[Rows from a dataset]
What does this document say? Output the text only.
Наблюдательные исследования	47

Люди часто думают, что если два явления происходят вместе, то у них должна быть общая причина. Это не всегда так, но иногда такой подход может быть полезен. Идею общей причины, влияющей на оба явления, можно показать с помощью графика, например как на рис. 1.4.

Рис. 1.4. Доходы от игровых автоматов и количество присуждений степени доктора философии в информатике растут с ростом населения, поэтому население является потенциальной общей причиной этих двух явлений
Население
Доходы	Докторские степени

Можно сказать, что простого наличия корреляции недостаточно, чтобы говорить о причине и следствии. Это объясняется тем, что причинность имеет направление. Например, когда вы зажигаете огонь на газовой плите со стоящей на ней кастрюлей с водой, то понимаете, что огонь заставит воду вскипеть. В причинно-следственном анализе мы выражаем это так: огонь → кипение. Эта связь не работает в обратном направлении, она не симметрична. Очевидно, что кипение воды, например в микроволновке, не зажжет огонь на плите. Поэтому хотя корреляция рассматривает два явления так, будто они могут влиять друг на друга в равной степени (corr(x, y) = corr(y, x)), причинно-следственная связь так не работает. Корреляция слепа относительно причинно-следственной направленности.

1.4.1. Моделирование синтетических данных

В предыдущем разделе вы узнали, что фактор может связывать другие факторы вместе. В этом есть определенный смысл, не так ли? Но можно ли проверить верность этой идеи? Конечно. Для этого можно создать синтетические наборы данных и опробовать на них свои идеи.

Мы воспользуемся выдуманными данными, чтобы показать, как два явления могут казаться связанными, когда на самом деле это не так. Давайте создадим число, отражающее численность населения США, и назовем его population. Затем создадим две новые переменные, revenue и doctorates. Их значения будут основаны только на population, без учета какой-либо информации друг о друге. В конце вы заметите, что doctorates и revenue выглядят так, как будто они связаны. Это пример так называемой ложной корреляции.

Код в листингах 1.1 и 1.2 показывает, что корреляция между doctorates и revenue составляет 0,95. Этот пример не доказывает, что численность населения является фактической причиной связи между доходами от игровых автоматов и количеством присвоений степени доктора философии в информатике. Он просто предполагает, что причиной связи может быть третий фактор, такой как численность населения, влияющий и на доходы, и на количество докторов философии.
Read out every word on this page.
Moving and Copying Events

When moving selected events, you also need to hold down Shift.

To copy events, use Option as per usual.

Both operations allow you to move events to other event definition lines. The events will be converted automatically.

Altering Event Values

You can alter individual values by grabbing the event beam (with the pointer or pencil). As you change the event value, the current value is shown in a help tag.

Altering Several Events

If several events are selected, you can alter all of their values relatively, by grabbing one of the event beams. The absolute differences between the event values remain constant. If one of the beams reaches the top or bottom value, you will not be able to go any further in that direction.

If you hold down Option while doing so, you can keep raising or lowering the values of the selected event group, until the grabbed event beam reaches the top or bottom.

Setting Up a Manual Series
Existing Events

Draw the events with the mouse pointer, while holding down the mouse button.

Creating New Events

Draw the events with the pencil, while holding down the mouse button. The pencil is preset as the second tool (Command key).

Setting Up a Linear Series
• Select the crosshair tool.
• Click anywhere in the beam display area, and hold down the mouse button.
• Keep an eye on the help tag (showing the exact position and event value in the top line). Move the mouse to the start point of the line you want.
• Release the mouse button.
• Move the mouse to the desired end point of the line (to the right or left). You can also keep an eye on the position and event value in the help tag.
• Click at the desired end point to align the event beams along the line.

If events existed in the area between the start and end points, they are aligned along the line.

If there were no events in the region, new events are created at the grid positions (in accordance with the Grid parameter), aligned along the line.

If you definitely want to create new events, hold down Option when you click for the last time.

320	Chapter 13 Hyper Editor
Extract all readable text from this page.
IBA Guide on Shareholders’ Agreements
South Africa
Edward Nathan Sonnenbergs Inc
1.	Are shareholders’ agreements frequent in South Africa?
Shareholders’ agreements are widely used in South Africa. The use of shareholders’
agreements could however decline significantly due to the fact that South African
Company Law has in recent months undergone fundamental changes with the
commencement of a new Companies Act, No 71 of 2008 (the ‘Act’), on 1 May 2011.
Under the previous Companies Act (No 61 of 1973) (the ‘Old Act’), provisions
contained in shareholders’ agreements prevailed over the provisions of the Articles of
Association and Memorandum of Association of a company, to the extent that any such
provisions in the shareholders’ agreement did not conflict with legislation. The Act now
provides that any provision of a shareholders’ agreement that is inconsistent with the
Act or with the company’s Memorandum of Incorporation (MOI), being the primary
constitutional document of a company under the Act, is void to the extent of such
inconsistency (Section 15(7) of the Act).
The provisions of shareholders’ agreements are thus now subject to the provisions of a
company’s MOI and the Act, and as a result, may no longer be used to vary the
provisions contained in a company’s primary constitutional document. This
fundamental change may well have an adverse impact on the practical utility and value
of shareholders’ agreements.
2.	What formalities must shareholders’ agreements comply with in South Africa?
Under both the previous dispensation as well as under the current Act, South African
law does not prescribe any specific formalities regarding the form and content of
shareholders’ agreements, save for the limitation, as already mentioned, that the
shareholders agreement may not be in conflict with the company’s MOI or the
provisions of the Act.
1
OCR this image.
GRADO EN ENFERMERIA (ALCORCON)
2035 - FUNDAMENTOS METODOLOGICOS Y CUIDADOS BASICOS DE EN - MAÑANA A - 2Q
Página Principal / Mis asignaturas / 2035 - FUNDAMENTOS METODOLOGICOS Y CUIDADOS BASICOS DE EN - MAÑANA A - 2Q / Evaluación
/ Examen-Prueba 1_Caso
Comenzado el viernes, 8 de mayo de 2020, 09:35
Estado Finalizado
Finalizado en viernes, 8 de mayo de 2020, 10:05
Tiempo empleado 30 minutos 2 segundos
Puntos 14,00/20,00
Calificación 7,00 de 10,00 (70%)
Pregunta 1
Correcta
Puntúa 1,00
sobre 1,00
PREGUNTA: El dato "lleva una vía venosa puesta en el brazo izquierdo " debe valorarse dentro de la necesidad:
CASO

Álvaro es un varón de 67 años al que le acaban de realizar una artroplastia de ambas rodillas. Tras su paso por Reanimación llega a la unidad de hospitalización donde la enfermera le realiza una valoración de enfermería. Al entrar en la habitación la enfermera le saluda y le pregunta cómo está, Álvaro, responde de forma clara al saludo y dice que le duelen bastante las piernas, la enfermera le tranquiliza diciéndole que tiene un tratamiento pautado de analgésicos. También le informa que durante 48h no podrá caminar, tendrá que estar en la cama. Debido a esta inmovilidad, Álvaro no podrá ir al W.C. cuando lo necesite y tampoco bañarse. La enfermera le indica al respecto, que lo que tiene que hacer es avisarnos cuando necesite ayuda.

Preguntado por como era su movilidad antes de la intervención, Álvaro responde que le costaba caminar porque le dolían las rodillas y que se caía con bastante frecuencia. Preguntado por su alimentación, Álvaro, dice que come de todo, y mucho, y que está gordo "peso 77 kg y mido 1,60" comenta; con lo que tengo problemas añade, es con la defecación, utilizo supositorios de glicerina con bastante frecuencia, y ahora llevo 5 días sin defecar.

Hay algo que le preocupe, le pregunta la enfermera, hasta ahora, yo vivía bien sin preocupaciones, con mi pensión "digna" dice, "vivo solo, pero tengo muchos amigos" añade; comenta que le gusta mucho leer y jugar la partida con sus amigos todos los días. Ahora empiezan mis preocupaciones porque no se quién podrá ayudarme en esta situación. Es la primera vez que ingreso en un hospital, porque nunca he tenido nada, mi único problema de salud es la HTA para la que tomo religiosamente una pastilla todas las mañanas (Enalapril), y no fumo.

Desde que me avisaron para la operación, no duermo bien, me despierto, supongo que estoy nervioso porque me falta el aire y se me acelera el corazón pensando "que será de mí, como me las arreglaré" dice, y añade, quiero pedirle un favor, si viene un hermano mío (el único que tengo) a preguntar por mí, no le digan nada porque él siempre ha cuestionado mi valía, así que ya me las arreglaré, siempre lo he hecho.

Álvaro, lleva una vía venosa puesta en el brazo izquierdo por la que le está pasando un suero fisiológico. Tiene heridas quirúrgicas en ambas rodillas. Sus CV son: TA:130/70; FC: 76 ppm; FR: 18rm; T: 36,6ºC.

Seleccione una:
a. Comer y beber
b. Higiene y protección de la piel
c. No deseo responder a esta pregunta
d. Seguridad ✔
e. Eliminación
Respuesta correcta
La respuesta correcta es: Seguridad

> **What is being asked**: Report how many lines of the entries hold the word "фактор". Nothing else is needed.

> **Task solution**: 2